◆ Exercise brief ◆
Gather all lines with the word "изделия" in them.

◆ Supplied records ◆
[Start]

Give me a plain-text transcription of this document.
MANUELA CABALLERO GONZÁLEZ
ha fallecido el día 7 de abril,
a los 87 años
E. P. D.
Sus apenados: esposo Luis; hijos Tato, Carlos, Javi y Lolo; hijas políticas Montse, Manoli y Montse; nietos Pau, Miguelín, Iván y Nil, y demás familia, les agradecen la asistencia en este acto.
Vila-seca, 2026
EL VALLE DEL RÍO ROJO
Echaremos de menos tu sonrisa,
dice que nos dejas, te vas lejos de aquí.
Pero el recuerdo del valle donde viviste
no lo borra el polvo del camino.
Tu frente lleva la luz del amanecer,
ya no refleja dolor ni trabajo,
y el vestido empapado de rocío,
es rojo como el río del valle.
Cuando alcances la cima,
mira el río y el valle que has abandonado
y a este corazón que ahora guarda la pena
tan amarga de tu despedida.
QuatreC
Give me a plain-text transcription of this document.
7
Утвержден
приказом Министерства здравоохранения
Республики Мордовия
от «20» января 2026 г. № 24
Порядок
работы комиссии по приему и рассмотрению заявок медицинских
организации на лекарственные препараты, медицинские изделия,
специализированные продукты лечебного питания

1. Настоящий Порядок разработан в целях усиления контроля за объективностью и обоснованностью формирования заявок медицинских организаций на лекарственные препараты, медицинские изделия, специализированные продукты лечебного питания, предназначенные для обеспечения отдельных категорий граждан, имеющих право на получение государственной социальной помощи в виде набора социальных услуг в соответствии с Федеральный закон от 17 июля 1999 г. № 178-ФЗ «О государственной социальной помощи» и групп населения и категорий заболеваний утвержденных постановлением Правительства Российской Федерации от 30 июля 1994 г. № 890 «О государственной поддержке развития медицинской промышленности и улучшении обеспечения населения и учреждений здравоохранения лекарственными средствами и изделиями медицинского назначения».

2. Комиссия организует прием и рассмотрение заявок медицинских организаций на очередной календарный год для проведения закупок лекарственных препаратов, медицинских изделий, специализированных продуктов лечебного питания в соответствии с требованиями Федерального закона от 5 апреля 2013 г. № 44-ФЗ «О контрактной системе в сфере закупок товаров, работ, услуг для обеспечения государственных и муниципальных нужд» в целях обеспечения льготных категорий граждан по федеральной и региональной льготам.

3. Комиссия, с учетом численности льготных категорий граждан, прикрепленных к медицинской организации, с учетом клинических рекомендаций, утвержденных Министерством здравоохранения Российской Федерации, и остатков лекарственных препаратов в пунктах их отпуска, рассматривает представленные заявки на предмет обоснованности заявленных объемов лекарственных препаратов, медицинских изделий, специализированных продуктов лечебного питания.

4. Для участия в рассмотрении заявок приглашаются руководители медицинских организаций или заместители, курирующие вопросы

[End]

◆ Solution to the exercise ◆
организации на лекарственные препараты, медицинские изделия,
1. Настоящий Порядок разработан в целях усиления контроля за объективностью и обоснованностью формирования заявок медицинских организаций на лекарственные препараты, медицинские изделия, специализированные продукты лечебного питания, предназначенные для обеспечения отдельных категорий граждан, имеющих право на получение государственной социальной помощи в виде набора социальных услуг в соответствии с Федеральный закон от 17 июля 1999 г. № 178-ФЗ «О государственной социальной помощи» и групп населения и категорий заболеваний утвержденных постановлением Правительства Российской Федерации от 30 июля 1994 г. № 890 «О государственной поддержке развития медицинской промышленности и улучшении обеспечения населения и учреждений здравоохранения лекарственными средствами и изделиями медицинского назначения».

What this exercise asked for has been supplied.